Task to carry out: Pick out each line of the records that includes the string "true", and copy it.

##### Material shown

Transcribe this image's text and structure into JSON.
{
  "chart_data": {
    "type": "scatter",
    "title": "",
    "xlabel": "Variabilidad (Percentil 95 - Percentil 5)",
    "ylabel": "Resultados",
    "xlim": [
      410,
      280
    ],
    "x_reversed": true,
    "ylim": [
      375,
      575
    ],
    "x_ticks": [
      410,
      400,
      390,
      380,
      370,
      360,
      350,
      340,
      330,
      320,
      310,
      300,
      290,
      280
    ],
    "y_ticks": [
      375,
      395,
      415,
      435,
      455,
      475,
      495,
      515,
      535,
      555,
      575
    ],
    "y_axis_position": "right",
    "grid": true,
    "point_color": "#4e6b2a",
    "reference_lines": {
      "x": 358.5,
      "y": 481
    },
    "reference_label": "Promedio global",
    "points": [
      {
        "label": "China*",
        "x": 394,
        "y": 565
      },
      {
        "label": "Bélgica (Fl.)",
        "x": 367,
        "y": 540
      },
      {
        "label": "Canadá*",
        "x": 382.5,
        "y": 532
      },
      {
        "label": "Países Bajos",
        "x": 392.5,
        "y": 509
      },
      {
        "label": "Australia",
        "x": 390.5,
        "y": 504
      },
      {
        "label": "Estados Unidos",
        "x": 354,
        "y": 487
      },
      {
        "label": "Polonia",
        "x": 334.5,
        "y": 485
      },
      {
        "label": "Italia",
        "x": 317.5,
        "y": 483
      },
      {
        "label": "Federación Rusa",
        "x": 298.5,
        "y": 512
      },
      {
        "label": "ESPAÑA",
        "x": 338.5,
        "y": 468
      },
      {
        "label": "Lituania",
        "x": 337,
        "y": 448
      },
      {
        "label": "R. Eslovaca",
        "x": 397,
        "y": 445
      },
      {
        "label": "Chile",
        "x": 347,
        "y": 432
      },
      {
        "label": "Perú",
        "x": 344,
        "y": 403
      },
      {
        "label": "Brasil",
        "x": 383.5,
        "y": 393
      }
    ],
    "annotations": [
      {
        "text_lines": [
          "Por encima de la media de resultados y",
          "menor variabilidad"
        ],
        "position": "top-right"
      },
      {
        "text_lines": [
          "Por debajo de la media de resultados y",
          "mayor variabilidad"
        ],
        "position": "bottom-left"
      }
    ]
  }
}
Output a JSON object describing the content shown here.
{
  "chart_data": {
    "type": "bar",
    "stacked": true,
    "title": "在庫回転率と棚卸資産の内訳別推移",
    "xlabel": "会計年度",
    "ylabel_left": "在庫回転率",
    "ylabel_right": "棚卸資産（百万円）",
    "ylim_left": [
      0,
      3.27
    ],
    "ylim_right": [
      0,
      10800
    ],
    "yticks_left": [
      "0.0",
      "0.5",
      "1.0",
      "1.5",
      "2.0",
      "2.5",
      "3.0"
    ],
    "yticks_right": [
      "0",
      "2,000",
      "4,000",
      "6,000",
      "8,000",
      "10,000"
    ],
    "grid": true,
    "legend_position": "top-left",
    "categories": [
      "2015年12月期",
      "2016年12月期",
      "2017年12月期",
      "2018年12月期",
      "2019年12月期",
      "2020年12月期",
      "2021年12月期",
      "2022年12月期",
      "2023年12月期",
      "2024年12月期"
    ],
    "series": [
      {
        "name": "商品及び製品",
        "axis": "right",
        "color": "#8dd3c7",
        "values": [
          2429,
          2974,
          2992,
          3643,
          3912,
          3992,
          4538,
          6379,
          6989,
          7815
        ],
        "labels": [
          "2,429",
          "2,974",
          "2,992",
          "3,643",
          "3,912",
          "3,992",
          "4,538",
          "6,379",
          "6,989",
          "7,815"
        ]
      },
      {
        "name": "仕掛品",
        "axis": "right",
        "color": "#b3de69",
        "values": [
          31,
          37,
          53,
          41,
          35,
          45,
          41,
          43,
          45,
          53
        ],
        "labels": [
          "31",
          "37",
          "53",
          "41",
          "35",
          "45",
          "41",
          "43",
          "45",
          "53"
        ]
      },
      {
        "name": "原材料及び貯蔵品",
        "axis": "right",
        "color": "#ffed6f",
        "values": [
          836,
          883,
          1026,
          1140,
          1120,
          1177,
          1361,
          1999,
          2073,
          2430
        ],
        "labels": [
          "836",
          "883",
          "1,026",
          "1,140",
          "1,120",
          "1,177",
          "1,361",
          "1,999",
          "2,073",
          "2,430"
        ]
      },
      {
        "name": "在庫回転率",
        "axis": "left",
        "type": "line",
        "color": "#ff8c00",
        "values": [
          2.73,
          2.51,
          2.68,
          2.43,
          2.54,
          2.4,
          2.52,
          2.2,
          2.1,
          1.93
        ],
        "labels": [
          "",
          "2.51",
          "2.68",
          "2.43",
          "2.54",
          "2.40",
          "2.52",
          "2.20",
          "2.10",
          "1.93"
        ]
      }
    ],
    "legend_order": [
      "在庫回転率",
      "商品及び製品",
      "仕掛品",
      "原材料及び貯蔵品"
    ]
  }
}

##########

Exercise result:
    "x_reversed": true,
    "grid": true,
    "stacked": true,
    "grid": true,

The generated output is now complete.